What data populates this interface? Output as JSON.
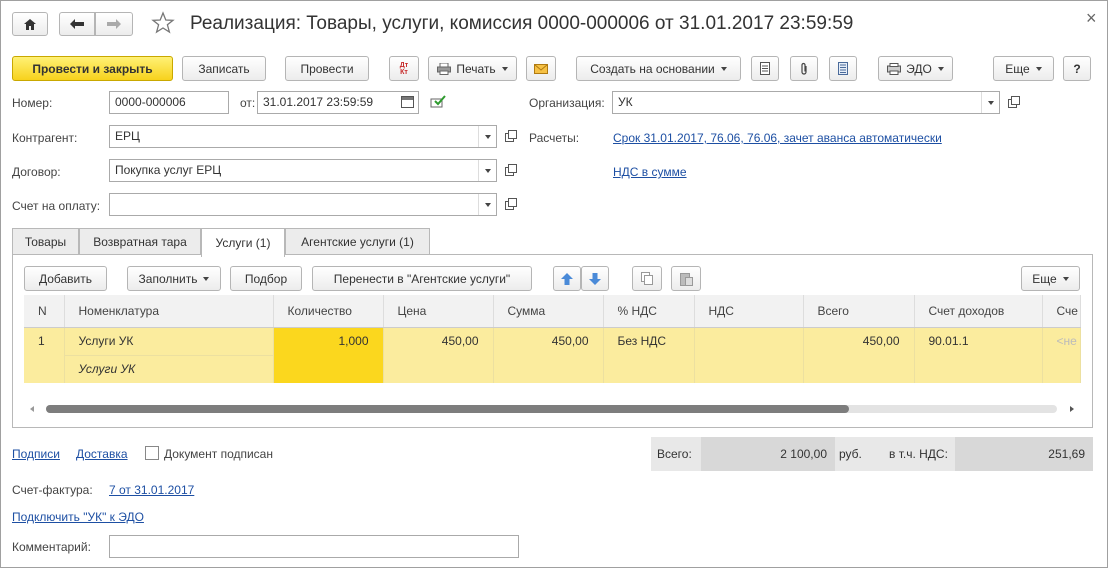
{
  "window": {
    "title": "Реализация: Товары, услуги, комиссия 0000-000006 от 31.01.2017 23:59:59",
    "close_glyph": "×"
  },
  "toolbar": {
    "post_close": "Провести и закрыть",
    "save": "Записать",
    "post": "Провести",
    "dtkt_glyph": "Дт Кт",
    "print": "Печать",
    "create_based": "Создать на основании",
    "edo": "ЭДО",
    "more": "Еще",
    "help": "?"
  },
  "form": {
    "number_label": "Номер:",
    "number_value": "0000-000006",
    "date_label": "от:",
    "date_value": "31.01.2017 23:59:59",
    "org_label": "Организация:",
    "org_value": "УК",
    "contractor_label": "Контрагент:",
    "contractor_value": "ЕРЦ",
    "settlements_label": "Расчеты:",
    "settlements_link": "Срок 31.01.2017, 76.06, 76.06, зачет аванса автоматически",
    "contract_label": "Договор:",
    "contract_value": "Покупка услуг ЕРЦ",
    "vat_link": "НДС в сумме",
    "invoice_label": "Счет на оплату:",
    "invoice_value": ""
  },
  "tabs": [
    {
      "label": "Товары"
    },
    {
      "label": "Возвратная тара"
    },
    {
      "label": "Услуги (1)"
    },
    {
      "label": "Агентские услуги (1)"
    }
  ],
  "table_toolbar": {
    "add": "Добавить",
    "fill": "Заполнить",
    "pick": "Подбор",
    "move_agent": "Перенести в \"Агентские услуги\"",
    "more": "Еще"
  },
  "table": {
    "columns": [
      "N",
      "Номенклатура",
      "Количество",
      "Цена",
      "Сумма",
      "% НДС",
      "НДС",
      "Всего",
      "Счет доходов",
      "Сче"
    ],
    "rows": [
      {
        "n": "1",
        "item": "Услуги УК",
        "item_content": "Услуги УК",
        "qty": "1,000",
        "price": "450,00",
        "sum": "450,00",
        "vat_rate": "Без НДС",
        "vat": "",
        "total": "450,00",
        "income_account": "90.01.1",
        "next": "<не"
      }
    ]
  },
  "footer": {
    "signatures_link": "Подписи",
    "delivery_link": "Доставка",
    "signed_label": "Документ подписан",
    "total_label": "Всего:",
    "total_value": "2 100,00",
    "currency": "руб.",
    "vat_label": "в т.ч. НДС:",
    "vat_value": "251,69",
    "invoice_label": "Счет-фактура:",
    "invoice_link": "7 от 31.01.2017",
    "connect_edo_link": "Подключить \"УК\" к ЭДО",
    "comment_label": "Комментарий:",
    "comment_value": ""
  }
}
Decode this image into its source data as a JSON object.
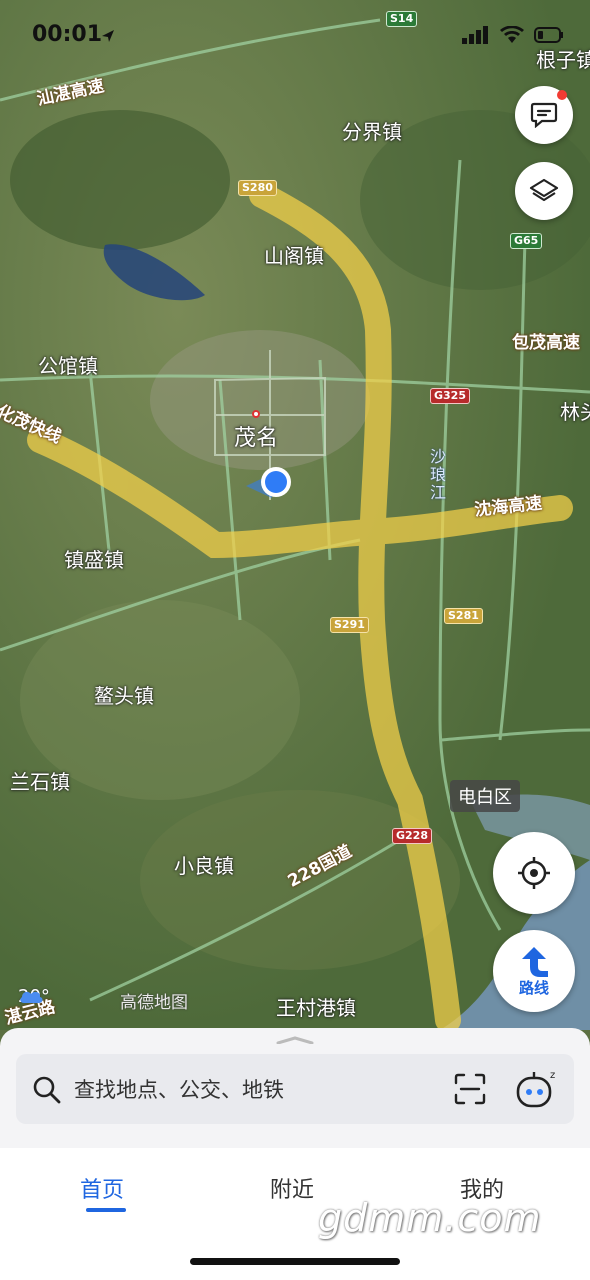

■ Task goal ■
All entries are to be retyped exactly. Omit any embedded images.

■ The response ■
What data populates this interface? Output as JSON.
{
  "window": {
    "title": "Реализация: Товары, услуги, комиссия 0000-000006 от 31.01.2017 23:59:59",
    "close_glyph": "×"
  },
  "toolbar": {
    "post_close": "Провести и закрыть",
    "save": "Записать",
    "post": "Провести",
    "dtkt_glyph": "Дт Кт",
    "print": "Печать",
    "create_based": "Создать на основании",
    "edo": "ЭДО",
    "more": "Еще",
    "help": "?"
  },
  "form": {
    "number_label": "Номер:",
    "number_value": "0000-000006",
    "date_label": "от:",
    "date_value": "31.01.2017 23:59:59",
    "org_label": "Организация:",
    "org_value": "УК",
    "contractor_label": "Контрагент:",
    "contractor_value": "ЕРЦ",
    "settlements_label": "Расчеты:",
    "settlements_link": "Срок 31.01.2017, 76.06, 76.06, зачет аванса автоматически",
    "contract_label": "Договор:",
    "contract_value": "Покупка услуг ЕРЦ",
    "vat_link": "НДС в сумме",
    "invoice_label": "Счет на оплату:",
    "invoice_value": ""
  },
  "tabs": [
    {
      "label": "Товары"
    },
    {
      "label": "Возвратная тара"
    },
    {
      "label": "Услуги (1)"
    },
    {
      "label": "Агентские услуги (1)"
    }
  ],
  "table_toolbar": {
    "add": "Добавить",
    "fill": "Заполнить",
    "pick": "Подбор",
    "move_agent": "Перенести в \"Агентские услуги\"",
    "more": "Еще"
  },
  "table": {
    "columns": [
      "N",
      "Номенклатура",
      "Количество",
      "Цена",
      "Сумма",
      "% НДС",
      "НДС",
      "Всего",
      "Счет доходов",
      "Сче"
    ],
    "rows": [
      {
        "n": "1",
        "item": "Услуги УК",
        "item_content": "Услуги УК",
        "qty": "1,000",
        "price": "450,00",
        "sum": "450,00",
        "vat_rate": "Без НДС",
        "vat": "",
        "total": "450,00",
        "income_account": "90.01.1",
        "next": "<не"
      }
    ]
  },
  "footer": {
    "signatures_link": "Подписи",
    "delivery_link": "Доставка",
    "signed_label": "Документ подписан",
    "total_label": "Всего:",
    "total_value": "2 100,00",
    "currency": "руб.",
    "vat_label": "в т.ч. НДС:",
    "vat_value": "251,69",
    "invoice_label": "Счет-фактура:",
    "invoice_link": "7 от 31.01.2017",
    "connect_edo_link": "Подключить \"УК\" к ЭДО",
    "comment_label": "Комментарий:",
    "comment_value": ""
  }
}
Decode this image into its source data as a JSON object.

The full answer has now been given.